Task description - Using the material that follows, identify and copy each line with the string "aged".

Items from a dataset -
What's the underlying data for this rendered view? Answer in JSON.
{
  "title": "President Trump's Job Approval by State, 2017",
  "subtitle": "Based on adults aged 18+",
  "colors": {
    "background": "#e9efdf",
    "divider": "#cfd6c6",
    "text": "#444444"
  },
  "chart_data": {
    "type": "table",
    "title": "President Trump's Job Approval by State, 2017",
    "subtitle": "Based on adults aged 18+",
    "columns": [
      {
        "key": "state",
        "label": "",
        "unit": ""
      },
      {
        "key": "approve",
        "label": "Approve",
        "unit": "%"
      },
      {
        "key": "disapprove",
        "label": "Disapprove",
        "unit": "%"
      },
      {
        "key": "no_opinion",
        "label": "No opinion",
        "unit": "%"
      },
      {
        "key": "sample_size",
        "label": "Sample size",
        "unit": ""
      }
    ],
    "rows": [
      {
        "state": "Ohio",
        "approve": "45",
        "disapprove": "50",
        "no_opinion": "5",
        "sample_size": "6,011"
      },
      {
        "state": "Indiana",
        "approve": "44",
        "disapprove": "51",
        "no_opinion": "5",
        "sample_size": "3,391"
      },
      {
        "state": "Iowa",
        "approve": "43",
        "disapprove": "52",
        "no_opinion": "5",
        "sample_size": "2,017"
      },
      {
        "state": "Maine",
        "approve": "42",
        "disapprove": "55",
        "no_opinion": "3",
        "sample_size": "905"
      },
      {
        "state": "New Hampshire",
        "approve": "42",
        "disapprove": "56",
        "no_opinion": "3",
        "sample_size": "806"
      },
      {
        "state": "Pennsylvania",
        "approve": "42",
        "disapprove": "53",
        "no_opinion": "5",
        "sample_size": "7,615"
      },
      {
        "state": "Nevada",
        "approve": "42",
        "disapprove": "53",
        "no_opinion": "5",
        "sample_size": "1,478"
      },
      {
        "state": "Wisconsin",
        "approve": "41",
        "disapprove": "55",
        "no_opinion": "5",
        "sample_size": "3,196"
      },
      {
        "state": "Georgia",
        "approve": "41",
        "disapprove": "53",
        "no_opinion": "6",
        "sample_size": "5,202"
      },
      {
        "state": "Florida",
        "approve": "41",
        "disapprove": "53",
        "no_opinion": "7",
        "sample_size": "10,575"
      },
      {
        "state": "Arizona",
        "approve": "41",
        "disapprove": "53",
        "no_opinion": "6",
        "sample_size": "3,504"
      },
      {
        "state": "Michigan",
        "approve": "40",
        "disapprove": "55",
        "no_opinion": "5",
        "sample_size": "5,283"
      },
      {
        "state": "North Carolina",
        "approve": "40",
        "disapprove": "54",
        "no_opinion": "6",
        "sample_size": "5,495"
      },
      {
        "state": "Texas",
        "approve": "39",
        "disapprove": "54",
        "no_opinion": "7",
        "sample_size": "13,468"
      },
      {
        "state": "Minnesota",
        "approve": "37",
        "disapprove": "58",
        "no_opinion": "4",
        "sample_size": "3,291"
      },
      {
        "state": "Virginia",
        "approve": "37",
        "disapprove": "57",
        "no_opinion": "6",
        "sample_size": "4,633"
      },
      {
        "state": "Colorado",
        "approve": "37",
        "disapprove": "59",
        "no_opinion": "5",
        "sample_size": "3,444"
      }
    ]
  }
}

Written answer -
  "subtitle": "Based on adults aged 18+",
    "subtitle": "Based on adults aged 18+",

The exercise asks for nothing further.